- TO DO: Among the entries, which lines carry the string "this"? Copy each of them.

- DATA PROVIDED:
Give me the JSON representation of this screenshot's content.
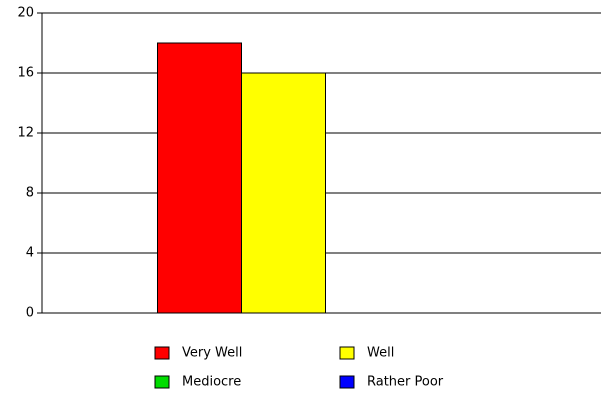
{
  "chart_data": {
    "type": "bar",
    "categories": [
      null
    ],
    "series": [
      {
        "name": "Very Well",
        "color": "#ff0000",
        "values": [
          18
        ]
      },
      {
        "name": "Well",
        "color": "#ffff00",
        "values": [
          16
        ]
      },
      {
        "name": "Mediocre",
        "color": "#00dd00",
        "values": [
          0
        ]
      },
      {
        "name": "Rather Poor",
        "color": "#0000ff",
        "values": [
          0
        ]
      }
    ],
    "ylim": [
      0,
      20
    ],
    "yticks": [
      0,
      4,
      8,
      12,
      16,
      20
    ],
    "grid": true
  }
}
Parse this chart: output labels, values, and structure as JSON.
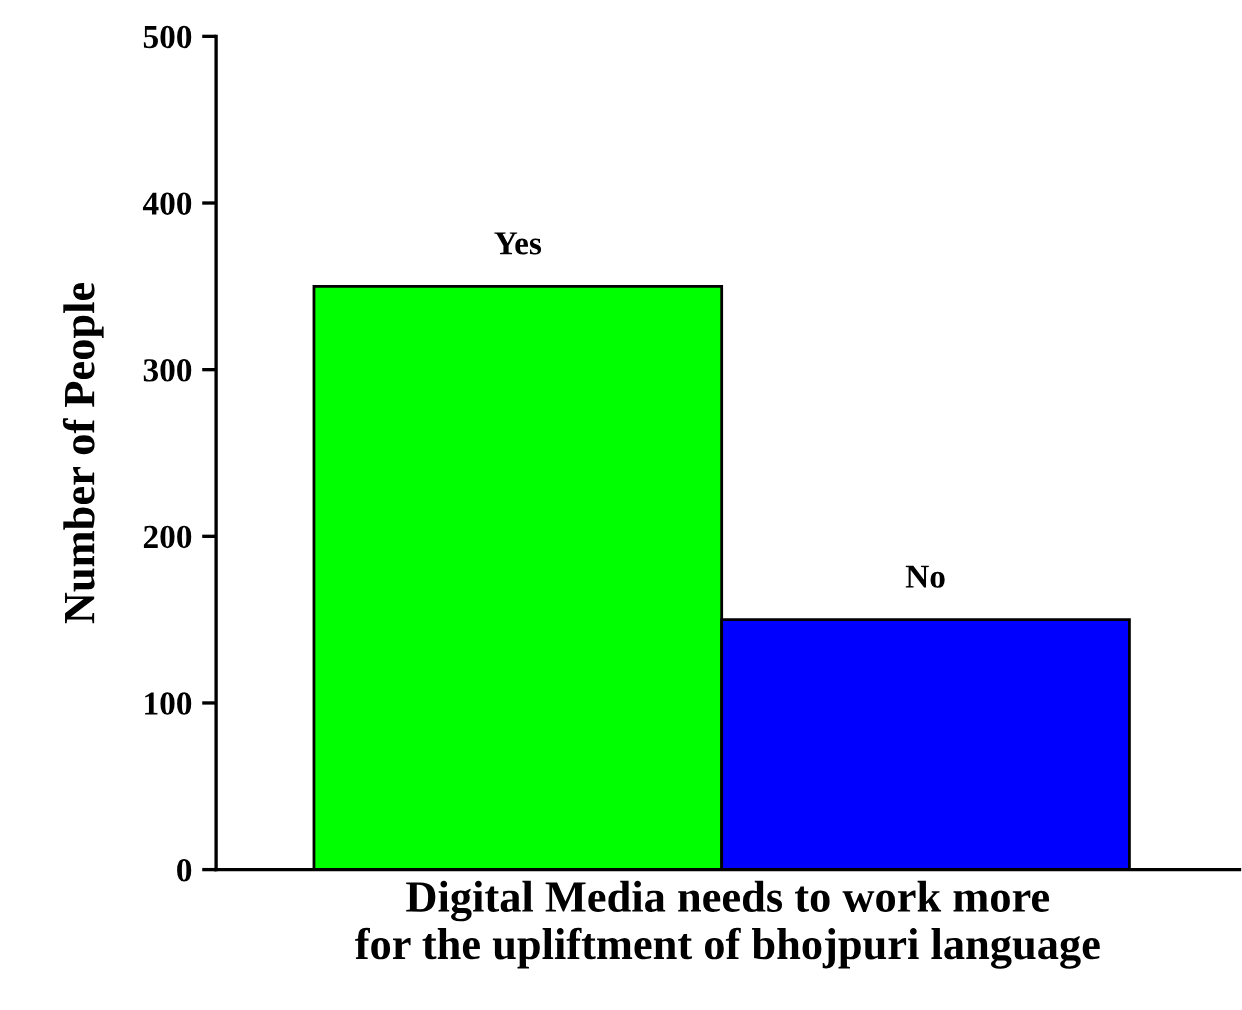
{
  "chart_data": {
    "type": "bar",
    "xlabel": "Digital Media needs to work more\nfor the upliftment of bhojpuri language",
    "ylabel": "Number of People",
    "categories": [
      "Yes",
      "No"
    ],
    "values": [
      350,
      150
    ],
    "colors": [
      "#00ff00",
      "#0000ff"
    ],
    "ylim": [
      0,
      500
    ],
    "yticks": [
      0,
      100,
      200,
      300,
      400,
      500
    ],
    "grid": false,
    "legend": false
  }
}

- THE ANSWER:
Give me the JSON representation of this screenshot's content.
Parse this chart: output labels, values, and structure as JSON.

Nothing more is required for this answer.